● **The problem**:
Extract the listing in its entirety, keeping each line identical to the original.

● **Data records**:
* * * * *

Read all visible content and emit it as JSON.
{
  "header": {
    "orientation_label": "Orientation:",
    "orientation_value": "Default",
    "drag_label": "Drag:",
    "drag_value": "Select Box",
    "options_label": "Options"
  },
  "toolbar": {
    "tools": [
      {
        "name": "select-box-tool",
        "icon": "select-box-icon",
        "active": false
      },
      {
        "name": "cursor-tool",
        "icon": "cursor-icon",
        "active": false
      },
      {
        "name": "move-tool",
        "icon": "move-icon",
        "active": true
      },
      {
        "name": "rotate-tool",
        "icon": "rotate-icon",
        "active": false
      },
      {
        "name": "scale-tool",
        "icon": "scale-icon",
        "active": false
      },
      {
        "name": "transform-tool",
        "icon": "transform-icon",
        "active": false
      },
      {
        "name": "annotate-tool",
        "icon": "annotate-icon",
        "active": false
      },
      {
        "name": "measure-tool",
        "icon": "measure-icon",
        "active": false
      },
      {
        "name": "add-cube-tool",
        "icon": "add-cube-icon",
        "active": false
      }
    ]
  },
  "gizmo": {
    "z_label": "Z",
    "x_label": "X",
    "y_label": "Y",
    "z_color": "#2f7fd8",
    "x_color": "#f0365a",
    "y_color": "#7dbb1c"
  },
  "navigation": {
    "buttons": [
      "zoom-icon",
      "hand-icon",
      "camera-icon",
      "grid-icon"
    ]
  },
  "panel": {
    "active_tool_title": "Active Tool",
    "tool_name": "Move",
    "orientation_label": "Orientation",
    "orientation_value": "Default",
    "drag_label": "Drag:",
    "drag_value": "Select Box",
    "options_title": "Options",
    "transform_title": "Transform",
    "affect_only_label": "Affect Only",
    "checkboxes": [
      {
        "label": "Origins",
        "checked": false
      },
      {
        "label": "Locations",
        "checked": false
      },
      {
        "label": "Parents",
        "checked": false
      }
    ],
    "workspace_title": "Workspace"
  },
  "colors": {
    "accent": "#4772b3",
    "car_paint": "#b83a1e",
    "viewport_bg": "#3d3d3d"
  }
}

* * * * *

● **Exercise answer**:
Read all visible content and emit it as JSON.
{
  "header": {
    "orientation_label": "Orientation:",
    "orientation_value": "Default",
    "drag_label": "Drag:",
    "drag_value": "Select Box",
    "options_label": "Options"
  },
  "toolbar": {
    "tools": [
      {
        "name": "select-box-tool",
        "icon": "select-box-icon",
        "active": false
      },
      {
        "name": "cursor-tool",
        "icon": "cursor-icon",
        "active": false
      },
      {
        "name": "move-tool",
        "icon": "move-icon",
        "active": true
      },
      {
        "name": "rotate-tool",
        "icon": "rotate-icon",
        "active": false
      },
      {
        "name": "scale-tool",
        "icon": "scale-icon",
        "active": false
      },
      {
        "name": "transform-tool",
        "icon": "transform-icon",
        "active": false
      },
      {
        "name": "annotate-tool",
        "icon": "annotate-icon",
        "active": false
      },
      {
        "name": "measure-tool",
        "icon": "measure-icon",
        "active": false
      },
      {
        "name": "add-cube-tool",
        "icon": "add-cube-icon",
        "active": false
      }
    ]
  },
  "gizmo": {
    "z_label": "Z",
    "x_label": "X",
    "y_label": "Y",
    "z_color": "#2f7fd8",
    "x_color": "#f0365a",
    "y_color": "#7dbb1c"
  },
  "navigation": {
    "buttons": [
      "zoom-icon",
      "hand-icon",
      "camera-icon",
      "grid-icon"
    ]
  },
  "panel": {
    "active_tool_title": "Active Tool",
    "tool_name": "Move",
    "orientation_label": "Orientation",
    "orientation_value": "Default",
    "drag_label": "Drag:",
    "drag_value": "Select Box",
    "options_title": "Options",
    "transform_title": "Transform",
    "affect_only_label": "Affect Only",
    "checkboxes": [
      {
        "label": "Origins",
        "checked": false
      },
      {
        "label": "Locations",
        "checked": false
      },
      {
        "label": "Parents",
        "checked": false
      }
    ],
    "workspace_title": "Workspace"
  },
  "colors": {
    "accent": "#4772b3",
    "car_paint": "#b83a1e",
    "viewport_bg": "#3d3d3d"
  }
}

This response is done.